** Start Records shown **

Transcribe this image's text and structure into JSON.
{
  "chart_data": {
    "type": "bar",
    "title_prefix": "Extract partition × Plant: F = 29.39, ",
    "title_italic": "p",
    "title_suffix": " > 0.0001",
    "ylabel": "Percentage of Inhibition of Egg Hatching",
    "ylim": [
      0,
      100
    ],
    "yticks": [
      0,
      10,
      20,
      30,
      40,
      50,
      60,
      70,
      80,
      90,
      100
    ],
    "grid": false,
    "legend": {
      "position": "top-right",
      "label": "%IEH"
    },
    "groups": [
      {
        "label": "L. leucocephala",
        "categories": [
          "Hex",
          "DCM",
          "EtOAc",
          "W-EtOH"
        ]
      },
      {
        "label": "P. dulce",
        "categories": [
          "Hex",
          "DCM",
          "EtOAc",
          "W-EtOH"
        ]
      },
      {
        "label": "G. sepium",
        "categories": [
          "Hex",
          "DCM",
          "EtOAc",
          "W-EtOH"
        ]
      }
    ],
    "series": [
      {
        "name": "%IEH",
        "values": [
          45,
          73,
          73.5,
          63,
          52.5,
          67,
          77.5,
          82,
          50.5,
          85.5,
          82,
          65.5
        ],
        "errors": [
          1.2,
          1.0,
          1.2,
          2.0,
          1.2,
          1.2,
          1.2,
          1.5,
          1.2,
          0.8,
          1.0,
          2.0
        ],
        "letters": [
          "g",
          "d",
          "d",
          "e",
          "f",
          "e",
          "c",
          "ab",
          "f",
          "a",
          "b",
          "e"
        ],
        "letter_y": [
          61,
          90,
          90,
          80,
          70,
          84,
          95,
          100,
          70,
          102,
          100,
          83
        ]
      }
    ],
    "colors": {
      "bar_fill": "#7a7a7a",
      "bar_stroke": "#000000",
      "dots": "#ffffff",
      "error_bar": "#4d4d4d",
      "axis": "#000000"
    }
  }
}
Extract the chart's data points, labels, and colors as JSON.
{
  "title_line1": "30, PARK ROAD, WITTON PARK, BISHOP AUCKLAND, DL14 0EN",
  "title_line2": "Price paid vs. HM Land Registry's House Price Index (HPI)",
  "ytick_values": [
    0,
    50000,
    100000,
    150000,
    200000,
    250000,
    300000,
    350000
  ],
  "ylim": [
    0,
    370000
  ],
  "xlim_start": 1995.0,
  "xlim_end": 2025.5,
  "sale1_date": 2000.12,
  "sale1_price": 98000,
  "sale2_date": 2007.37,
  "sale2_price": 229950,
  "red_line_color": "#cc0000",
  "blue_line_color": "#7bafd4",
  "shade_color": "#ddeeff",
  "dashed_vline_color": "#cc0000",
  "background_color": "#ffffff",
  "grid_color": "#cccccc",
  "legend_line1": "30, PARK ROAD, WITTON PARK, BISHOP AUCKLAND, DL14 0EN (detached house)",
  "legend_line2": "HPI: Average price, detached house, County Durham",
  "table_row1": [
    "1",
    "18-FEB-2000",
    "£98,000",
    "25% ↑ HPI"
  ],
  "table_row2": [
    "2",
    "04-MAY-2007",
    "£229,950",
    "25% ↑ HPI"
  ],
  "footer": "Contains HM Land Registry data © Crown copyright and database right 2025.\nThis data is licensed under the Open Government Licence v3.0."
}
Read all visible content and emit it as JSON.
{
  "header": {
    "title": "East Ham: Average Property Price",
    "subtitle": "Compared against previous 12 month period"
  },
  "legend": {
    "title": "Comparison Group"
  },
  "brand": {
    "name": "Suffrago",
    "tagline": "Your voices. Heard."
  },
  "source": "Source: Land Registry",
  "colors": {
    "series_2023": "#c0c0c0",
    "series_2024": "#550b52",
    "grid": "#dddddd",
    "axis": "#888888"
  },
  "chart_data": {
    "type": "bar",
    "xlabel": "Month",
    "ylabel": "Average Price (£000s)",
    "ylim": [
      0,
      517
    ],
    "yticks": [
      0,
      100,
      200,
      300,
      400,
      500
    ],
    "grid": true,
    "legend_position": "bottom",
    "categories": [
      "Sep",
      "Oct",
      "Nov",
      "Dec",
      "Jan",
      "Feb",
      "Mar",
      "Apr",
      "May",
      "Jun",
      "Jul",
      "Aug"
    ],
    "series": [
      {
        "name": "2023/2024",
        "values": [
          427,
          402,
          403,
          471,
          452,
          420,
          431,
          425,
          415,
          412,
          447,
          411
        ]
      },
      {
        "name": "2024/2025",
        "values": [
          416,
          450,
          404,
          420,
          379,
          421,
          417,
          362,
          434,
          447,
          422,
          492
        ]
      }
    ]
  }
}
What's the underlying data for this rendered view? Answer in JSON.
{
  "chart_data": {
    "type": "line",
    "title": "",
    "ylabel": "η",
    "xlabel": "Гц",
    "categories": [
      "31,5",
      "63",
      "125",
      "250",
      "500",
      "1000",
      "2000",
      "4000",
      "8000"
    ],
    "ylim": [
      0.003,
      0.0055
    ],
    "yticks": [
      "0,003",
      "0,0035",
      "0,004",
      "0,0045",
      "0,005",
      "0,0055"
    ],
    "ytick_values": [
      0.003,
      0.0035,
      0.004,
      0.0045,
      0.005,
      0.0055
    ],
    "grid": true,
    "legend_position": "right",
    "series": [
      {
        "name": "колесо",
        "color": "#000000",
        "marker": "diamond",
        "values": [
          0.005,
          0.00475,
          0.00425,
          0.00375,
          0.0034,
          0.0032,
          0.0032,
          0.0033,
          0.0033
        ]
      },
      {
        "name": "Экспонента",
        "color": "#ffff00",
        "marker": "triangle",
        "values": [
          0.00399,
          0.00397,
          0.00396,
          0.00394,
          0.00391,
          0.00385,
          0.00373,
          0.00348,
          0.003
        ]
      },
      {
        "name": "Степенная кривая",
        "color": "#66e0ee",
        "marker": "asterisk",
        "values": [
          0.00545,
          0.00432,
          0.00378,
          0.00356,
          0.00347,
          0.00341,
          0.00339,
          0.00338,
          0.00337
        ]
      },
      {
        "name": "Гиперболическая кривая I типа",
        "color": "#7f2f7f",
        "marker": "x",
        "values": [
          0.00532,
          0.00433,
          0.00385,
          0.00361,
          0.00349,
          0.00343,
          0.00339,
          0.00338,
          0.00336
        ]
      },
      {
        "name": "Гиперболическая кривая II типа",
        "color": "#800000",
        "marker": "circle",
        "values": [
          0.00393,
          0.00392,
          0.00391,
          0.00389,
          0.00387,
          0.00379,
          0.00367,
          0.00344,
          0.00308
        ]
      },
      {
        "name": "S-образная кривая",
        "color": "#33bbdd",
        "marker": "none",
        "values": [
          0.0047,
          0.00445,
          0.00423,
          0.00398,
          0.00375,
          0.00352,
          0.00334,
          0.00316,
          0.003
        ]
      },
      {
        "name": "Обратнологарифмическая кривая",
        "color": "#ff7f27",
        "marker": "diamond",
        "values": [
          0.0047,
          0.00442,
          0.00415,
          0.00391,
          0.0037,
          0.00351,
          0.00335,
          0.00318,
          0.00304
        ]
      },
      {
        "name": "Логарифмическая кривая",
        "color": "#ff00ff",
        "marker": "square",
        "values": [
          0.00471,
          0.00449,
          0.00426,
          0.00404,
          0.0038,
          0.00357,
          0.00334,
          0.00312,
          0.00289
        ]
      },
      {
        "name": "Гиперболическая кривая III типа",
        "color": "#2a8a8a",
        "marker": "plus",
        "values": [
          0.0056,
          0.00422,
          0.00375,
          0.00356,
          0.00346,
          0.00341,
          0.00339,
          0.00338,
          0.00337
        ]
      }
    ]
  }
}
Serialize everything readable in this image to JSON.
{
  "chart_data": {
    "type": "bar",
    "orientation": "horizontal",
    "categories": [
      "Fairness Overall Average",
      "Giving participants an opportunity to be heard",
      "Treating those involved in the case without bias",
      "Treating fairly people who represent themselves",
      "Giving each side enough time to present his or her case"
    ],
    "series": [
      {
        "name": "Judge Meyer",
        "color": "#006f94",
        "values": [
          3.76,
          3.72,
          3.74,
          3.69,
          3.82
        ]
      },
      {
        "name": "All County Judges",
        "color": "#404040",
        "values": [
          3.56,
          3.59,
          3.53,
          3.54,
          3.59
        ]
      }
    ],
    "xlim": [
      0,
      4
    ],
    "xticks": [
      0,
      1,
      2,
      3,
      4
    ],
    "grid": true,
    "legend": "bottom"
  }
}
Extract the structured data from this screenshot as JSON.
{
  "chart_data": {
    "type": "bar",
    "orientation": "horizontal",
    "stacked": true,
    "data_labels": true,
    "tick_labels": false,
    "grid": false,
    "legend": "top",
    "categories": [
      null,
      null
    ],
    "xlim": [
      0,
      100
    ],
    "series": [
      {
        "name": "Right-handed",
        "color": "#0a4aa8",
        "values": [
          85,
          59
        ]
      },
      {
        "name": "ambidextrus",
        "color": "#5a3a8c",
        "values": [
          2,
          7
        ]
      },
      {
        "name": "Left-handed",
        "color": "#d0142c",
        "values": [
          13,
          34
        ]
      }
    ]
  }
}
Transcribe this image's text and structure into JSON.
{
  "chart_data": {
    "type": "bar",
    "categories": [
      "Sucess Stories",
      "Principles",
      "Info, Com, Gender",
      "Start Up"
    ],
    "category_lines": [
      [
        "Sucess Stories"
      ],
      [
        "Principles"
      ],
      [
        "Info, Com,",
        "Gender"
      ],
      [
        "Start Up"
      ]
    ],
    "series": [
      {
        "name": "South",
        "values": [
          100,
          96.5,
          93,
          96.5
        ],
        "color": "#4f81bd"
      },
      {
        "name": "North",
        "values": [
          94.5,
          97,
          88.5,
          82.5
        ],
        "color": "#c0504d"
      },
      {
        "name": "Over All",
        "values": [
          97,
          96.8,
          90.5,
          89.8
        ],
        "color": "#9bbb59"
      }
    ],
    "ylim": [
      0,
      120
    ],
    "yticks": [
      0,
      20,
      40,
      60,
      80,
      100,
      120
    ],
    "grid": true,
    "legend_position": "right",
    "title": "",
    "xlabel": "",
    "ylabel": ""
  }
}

** End Records shown **

= What is needed =
State how many lines above include the word "County", and nothing more.

= Exercise response =
2